Task details
Review the material line by line. Identify and copy every line that contains the string "subtitle".

Material to process
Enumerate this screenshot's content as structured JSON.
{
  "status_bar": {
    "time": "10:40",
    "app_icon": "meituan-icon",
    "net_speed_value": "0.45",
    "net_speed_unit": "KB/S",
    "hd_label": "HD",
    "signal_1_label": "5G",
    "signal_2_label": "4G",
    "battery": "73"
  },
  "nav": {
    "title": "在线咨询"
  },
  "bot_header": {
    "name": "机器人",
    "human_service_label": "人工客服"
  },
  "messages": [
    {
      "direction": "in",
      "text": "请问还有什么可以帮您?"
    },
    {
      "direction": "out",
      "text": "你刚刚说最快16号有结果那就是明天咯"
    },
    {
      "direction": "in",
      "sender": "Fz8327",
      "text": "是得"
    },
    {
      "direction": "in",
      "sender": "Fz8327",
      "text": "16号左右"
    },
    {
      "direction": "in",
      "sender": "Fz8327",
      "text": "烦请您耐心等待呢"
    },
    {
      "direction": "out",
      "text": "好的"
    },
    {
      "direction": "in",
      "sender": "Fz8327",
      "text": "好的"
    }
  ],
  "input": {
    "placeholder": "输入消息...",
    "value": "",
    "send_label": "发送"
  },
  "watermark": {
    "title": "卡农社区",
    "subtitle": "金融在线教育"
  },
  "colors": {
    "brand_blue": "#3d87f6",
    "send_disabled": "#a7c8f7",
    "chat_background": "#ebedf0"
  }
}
==
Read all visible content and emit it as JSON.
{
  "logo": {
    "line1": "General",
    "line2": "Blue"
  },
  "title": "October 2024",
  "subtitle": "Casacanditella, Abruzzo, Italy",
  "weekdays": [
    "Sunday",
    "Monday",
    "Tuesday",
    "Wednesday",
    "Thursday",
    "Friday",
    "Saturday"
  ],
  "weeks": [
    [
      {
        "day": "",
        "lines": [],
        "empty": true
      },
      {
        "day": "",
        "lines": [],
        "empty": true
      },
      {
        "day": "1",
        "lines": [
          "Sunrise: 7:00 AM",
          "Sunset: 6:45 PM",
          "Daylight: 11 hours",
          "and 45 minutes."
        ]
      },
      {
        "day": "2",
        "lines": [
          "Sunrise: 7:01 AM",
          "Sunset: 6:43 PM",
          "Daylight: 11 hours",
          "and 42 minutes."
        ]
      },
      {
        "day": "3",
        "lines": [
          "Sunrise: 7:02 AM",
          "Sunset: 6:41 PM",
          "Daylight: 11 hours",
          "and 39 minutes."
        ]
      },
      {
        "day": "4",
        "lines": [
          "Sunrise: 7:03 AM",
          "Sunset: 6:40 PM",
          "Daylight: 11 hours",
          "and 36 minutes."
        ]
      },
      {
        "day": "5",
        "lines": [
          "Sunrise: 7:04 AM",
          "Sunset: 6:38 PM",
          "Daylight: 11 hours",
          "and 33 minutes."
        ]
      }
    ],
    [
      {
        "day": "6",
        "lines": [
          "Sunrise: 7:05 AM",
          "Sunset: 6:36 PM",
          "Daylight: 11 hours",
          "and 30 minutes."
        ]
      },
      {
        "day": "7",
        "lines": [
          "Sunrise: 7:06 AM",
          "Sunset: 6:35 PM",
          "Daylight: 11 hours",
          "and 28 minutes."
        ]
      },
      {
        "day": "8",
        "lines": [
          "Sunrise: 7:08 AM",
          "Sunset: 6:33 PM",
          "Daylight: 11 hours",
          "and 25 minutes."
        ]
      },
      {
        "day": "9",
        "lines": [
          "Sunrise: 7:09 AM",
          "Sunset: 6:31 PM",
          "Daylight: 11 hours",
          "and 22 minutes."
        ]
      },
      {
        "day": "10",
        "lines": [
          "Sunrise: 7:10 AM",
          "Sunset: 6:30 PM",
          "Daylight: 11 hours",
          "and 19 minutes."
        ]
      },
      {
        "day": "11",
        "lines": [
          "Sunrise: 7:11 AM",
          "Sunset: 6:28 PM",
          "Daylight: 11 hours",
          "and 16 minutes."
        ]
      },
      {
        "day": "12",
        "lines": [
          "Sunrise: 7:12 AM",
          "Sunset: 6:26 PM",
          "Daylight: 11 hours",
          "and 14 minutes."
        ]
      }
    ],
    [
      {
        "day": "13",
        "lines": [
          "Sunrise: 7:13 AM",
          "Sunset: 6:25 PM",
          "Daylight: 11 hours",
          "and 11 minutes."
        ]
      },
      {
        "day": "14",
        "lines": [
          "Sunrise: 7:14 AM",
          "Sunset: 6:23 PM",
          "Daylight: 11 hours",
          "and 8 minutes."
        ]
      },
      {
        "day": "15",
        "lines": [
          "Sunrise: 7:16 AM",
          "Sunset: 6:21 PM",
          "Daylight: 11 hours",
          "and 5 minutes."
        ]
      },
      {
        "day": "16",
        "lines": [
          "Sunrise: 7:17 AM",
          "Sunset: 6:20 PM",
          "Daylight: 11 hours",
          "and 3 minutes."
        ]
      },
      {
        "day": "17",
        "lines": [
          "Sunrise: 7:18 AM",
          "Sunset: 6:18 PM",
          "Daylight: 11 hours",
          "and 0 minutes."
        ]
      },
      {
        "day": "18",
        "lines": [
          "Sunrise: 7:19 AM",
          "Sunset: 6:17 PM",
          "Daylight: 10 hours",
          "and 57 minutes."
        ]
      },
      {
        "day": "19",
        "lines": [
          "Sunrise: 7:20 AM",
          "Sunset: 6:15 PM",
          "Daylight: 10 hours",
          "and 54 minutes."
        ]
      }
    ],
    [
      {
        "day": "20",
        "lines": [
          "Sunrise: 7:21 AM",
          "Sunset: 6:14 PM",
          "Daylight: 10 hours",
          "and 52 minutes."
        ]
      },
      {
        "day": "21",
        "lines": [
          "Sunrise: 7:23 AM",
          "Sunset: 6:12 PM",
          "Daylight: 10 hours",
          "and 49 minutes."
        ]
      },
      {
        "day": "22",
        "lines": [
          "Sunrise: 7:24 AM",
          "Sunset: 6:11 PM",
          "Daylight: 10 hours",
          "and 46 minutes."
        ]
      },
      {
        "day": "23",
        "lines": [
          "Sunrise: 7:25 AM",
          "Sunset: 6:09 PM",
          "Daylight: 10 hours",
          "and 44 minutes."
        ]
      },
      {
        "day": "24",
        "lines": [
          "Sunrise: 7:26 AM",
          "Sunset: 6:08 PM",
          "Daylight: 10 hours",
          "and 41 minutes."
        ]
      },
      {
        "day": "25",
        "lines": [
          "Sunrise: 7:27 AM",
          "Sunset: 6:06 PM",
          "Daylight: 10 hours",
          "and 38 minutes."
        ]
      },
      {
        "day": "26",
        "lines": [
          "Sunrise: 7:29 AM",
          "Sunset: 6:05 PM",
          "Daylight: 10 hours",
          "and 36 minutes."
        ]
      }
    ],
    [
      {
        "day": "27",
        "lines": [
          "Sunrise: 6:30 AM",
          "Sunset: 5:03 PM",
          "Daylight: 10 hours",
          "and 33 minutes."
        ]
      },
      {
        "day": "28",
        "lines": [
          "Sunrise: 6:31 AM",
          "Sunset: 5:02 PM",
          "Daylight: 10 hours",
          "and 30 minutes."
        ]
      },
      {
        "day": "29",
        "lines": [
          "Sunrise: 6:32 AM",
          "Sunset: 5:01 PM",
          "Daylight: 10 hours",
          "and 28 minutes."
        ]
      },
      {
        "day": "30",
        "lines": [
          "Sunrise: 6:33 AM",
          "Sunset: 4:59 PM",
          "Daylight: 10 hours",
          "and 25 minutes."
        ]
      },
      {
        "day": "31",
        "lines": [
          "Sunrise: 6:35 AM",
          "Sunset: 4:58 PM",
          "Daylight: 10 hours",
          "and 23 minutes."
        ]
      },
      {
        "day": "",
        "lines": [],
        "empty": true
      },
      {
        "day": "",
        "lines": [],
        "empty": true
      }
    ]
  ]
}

Answer to this problem
    "subtitle": "金融在线教育"
  "subtitle": "Casacanditella, Abruzzo, Italy",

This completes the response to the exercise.